* _Stored rows_:
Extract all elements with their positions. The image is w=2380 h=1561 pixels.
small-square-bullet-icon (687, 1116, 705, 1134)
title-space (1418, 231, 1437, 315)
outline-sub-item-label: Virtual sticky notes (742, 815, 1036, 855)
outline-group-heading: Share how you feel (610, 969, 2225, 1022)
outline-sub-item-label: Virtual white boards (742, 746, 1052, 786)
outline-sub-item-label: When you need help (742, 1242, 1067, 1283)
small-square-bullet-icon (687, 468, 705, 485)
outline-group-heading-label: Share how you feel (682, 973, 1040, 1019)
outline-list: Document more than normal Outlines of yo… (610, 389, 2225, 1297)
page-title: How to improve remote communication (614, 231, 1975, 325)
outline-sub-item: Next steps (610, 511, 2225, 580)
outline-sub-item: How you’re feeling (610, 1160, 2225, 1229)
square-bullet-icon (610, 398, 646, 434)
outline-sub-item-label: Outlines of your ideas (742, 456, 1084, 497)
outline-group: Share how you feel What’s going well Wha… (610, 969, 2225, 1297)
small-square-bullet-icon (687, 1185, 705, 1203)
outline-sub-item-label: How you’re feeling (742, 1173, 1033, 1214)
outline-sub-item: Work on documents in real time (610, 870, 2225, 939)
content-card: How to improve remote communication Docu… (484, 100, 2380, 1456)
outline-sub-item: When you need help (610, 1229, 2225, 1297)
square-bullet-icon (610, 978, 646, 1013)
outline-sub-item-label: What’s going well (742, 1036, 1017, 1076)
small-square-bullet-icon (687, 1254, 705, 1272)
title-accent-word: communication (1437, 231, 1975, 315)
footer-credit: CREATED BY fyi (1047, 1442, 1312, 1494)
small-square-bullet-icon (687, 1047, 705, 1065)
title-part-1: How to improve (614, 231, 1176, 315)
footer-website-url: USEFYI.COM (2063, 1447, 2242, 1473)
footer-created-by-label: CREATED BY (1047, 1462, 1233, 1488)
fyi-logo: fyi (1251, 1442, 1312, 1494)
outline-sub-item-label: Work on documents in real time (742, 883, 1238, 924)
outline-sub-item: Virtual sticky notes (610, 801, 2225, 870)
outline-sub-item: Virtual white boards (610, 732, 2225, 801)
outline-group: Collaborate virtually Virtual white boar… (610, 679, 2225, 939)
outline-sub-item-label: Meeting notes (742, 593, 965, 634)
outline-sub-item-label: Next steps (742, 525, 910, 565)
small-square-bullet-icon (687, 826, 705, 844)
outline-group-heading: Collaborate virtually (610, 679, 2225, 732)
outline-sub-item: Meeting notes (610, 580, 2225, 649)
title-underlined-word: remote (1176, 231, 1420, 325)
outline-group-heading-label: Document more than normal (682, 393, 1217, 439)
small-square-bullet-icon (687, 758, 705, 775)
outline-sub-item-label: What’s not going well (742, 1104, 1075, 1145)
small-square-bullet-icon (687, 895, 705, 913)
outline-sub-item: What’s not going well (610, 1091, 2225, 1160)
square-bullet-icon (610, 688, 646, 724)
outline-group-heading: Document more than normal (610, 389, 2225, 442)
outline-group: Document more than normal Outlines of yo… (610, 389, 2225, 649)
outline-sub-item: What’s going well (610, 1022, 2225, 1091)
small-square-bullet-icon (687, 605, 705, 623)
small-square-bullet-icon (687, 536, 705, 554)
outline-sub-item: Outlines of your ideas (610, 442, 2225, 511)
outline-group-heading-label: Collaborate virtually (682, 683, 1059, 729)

* _What is needed_:
Convert the entries above into a Markdown table with two columns, Row and Line, numbering each non-blank line in order and leaving blank lines out.

* _Task output_:
| Row | Line |
|---|---|
| 1 | Extract all elements with their positions. The image is w=2380 h=1561 pixels. |
| 2 | small-square-bullet-icon (687, 1116, 705, 1134) |
| 3 | title-space (1418, 231, 1437, 315) |
| 4 | outline-sub-item-label: Virtual sticky notes (742, 815, 1036, 855) |
| 5 | outline-group-heading: Share how you feel (610, 969, 2225, 1022) |
| 6 | outline-sub-item-label: Virtual white boards (742, 746, 1052, 786) |
| 7 | outline-sub-item-label: When you need help (742, 1242, 1067, 1283) |
| 8 | small-square-bullet-icon (687, 468, 705, 485) |
| 9 | outline-group-heading-label: Share how you feel (682, 973, 1040, 1019) |
| 10 | outline-list: Document more than normal Outlines of yo… (610, 389, 2225, 1297) |
| 11 | page-title: How to improve remote communication (614, 231, 1975, 325) |
| 12 | outline-sub-item: Next steps (610, 511, 2225, 580) |
| 13 | outline-sub-item: How you’re feeling (610, 1160, 2225, 1229) |
| 14 | square-bullet-icon (610, 398, 646, 434) |
| 15 | outline-sub-item-label: Outlines of your ideas (742, 456, 1084, 497) |
| 16 | outline-group: Share how you feel What’s going well Wha… (610, 969, 2225, 1297) |
| 17 | small-square-bullet-icon (687, 1185, 705, 1203) |
| 18 | outline-sub-item-label: How you’re feeling (742, 1173, 1033, 1214) |
| 19 | outline-sub-item: Work on documents in real time (610, 870, 2225, 939) |
| 20 | content-card: How to improve remote communication Docu… (484, 100, 2380, 1456) |
| 21 | outline-sub-item: When you need help (610, 1229, 2225, 1297) |
| 22 | square-bullet-icon (610, 978, 646, 1013) |
| 23 | outline-sub-item-label: What’s going well (742, 1036, 1017, 1076) |
| 24 | small-square-bullet-icon (687, 1254, 705, 1272) |
| 25 | title-accent-word: communication (1437, 231, 1975, 315) |
| 26 | footer-credit: CREATED BY fyi (1047, 1442, 1312, 1494) |
| 27 | small-square-bullet-icon (687, 1047, 705, 1065) |
| 28 | title-part-1: How to improve (614, 231, 1176, 315) |
| 29 | footer-website-url: USEFYI.COM (2063, 1447, 2242, 1473) |
| 30 | footer-created-by-label: CREATED BY (1047, 1462, 1233, 1488) |
| 31 | fyi-logo: fyi (1251, 1442, 1312, 1494) |
| 32 | outline-sub-item-label: Work on documents in real time (742, 883, 1238, 924) |
| 33 | outline-sub-item: Virtual sticky notes (610, 801, 2225, 870) |
| 34 | outline-sub-item: Virtual white boards (610, 732, 2225, 801) |
| 35 | outline-group: Collaborate virtually Virtual white boar… (610, 679, 2225, 939) |
| 36 | outline-sub-item-label: Meeting notes (742, 593, 965, 634) |
| 37 | outline-sub-item-label: Next steps (742, 525, 910, 565) |
| 38 | small-square-bullet-icon (687, 826, 705, 844) |
| 39 | outline-group-heading: Collaborate virtually (610, 679, 2225, 732) |
| 40 | outline-sub-item: Meeting notes (610, 580, 2225, 649) |
| 41 | title-underlined-word: remote (1176, 231, 1420, 325) |
| 42 | outline-group-heading-label: Document more than normal (682, 393, 1217, 439) |
| 43 | small-square-bullet-icon (687, 758, 705, 775) |
| 44 | outline-sub-item-label: What’s not going well (742, 1104, 1075, 1145) |
| 45 | small-square-bullet-icon (687, 895, 705, 913) |
| 46 | outline-sub-item: What’s not going well (610, 1091, 2225, 1160) |
| 47 | square-bullet-icon (610, 688, 646, 724) |
| 48 | outline-group-heading: Document more than normal (610, 389, 2225, 442) |
| 49 | outline-group: Document more than normal Outlines of yo… (610, 389, 2225, 649) |
| 50 | outline-sub-item: What’s going well (610, 1022, 2225, 1091) |
| 51 | small-square-bullet-icon (687, 605, 705, 623) |
| 52 | small-square-bullet-icon (687, 536, 705, 554) |
| 53 | outline-sub-item: Outlines of your ideas (610, 442, 2225, 511) |
| 54 | outline-group-heading-label: Collaborate virtually (682, 683, 1059, 729) |